— Begin Data provided —

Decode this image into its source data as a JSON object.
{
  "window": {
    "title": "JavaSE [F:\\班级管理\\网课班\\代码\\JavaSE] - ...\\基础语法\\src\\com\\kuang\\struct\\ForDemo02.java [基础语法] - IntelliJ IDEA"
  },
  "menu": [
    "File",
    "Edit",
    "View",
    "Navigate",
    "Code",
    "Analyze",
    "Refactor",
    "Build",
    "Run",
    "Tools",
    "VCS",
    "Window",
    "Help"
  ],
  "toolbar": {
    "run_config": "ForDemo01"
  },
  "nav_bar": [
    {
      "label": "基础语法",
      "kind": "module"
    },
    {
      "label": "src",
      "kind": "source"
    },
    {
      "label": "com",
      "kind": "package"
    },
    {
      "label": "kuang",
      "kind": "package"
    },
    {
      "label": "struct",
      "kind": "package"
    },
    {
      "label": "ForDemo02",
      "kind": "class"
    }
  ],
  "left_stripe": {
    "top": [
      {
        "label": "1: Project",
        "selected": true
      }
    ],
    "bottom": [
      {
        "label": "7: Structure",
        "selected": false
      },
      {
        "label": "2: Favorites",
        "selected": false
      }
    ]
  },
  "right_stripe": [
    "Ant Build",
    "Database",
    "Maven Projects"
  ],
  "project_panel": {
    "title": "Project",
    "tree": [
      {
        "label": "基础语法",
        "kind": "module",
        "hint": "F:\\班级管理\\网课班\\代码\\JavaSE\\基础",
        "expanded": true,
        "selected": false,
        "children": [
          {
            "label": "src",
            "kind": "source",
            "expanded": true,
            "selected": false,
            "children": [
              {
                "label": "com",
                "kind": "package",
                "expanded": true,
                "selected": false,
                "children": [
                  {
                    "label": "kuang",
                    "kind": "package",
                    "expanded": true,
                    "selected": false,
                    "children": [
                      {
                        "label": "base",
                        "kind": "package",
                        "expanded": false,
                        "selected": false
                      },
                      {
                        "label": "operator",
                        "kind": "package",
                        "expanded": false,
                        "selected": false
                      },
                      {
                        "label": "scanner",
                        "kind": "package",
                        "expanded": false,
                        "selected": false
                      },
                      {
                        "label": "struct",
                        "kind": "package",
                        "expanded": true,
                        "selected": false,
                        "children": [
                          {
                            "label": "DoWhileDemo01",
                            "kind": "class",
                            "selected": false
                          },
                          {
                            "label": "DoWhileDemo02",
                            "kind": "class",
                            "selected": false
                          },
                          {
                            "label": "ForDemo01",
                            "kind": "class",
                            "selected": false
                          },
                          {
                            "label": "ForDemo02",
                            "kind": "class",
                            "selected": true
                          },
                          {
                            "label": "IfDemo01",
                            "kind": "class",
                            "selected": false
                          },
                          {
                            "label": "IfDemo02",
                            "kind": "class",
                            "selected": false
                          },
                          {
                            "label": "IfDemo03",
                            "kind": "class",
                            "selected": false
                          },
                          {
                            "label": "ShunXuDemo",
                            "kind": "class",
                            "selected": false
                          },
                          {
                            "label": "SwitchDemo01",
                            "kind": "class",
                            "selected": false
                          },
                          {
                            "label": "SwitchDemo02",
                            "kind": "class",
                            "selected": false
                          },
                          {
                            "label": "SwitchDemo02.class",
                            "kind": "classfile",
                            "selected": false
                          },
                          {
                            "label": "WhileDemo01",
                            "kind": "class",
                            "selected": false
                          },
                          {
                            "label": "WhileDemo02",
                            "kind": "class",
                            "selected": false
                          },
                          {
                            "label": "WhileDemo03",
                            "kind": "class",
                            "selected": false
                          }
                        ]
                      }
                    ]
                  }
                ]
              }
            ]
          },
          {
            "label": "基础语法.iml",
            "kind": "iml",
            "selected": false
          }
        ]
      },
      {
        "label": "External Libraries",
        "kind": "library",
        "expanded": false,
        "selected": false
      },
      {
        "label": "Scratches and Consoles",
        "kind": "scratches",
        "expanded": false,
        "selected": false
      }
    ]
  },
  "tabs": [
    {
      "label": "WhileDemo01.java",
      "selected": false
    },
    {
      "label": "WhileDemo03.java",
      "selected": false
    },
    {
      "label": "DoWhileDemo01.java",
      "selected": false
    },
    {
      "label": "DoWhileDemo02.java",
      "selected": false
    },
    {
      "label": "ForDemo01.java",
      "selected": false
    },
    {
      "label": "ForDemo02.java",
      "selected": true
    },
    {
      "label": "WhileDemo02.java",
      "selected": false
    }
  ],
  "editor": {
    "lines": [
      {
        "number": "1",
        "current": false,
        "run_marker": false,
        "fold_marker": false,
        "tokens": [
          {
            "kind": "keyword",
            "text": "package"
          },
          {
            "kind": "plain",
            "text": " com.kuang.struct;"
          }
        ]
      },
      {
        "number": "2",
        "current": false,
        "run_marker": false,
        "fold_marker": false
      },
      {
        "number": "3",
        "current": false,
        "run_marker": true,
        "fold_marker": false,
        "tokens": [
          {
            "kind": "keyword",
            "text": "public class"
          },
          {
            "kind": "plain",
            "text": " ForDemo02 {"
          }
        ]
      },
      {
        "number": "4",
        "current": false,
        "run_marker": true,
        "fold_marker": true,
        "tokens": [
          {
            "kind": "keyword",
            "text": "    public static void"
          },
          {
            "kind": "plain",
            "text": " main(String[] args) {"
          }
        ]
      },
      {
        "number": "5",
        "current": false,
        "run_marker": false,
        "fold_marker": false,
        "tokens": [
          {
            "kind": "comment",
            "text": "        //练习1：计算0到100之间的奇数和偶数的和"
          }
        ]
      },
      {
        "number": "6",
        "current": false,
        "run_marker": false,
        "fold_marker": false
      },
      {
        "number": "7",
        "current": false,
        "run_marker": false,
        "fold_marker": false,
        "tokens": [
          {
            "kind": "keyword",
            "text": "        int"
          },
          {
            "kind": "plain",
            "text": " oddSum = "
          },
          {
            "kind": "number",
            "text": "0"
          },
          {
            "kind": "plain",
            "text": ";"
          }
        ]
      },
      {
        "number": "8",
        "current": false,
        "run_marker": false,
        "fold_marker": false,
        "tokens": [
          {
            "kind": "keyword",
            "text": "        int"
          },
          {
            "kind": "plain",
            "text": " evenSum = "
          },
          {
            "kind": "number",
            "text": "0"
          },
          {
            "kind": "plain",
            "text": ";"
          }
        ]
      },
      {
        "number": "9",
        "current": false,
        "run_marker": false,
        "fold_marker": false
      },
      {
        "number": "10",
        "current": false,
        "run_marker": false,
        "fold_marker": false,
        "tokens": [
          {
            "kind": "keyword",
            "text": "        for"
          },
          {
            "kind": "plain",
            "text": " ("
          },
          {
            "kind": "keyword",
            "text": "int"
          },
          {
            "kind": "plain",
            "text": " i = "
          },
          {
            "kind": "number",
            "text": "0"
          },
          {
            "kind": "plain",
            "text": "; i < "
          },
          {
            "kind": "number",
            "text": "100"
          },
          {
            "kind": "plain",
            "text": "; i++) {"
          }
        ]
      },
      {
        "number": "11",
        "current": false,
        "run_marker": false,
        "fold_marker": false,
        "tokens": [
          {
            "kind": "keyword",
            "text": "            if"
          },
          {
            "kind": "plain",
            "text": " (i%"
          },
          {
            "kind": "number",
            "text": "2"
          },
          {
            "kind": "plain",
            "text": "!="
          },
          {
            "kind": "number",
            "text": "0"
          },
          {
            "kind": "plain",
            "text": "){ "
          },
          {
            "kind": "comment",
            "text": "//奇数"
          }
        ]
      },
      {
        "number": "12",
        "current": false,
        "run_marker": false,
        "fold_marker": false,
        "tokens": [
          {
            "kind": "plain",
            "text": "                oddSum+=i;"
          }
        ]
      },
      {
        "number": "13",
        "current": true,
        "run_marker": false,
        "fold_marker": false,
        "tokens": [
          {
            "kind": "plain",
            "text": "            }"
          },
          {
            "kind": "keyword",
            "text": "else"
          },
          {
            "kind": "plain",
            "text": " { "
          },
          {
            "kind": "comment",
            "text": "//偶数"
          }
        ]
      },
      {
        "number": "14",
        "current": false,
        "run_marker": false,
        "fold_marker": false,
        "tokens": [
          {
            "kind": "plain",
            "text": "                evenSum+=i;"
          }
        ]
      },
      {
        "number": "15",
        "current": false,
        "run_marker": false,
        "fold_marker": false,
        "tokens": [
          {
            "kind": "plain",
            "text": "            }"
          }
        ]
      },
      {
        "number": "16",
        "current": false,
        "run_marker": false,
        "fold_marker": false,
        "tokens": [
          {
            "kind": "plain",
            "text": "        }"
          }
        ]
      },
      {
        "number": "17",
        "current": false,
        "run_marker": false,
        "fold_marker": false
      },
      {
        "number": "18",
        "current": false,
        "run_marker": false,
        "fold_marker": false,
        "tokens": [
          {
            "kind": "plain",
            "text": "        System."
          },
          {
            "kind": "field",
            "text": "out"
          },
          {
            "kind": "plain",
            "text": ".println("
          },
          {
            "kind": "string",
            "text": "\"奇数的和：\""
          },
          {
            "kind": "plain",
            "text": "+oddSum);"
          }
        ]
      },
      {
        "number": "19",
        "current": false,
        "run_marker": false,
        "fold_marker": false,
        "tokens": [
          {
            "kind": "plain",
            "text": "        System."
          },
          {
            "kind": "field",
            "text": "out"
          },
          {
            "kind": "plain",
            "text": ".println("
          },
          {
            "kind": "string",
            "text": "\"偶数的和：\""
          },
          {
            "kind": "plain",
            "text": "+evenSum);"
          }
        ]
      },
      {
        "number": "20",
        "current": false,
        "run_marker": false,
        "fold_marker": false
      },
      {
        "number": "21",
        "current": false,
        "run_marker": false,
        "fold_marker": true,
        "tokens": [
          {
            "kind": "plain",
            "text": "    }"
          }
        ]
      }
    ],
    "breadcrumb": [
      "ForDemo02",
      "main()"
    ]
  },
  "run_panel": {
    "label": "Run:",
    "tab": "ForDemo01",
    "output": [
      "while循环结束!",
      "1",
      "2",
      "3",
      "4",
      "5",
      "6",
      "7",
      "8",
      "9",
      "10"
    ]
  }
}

— End Data provided —

-- Task --
Identify lines with the string "expanded". Copy each one.

-- Exercise answer --
        "expanded": true,
            "expanded": true,
                "expanded": true,
                    "expanded": true,
                        "expanded": false,
                        "expanded": false,
                        "expanded": false,
                        "expanded": true,
        "expanded": false,
        "expanded": false,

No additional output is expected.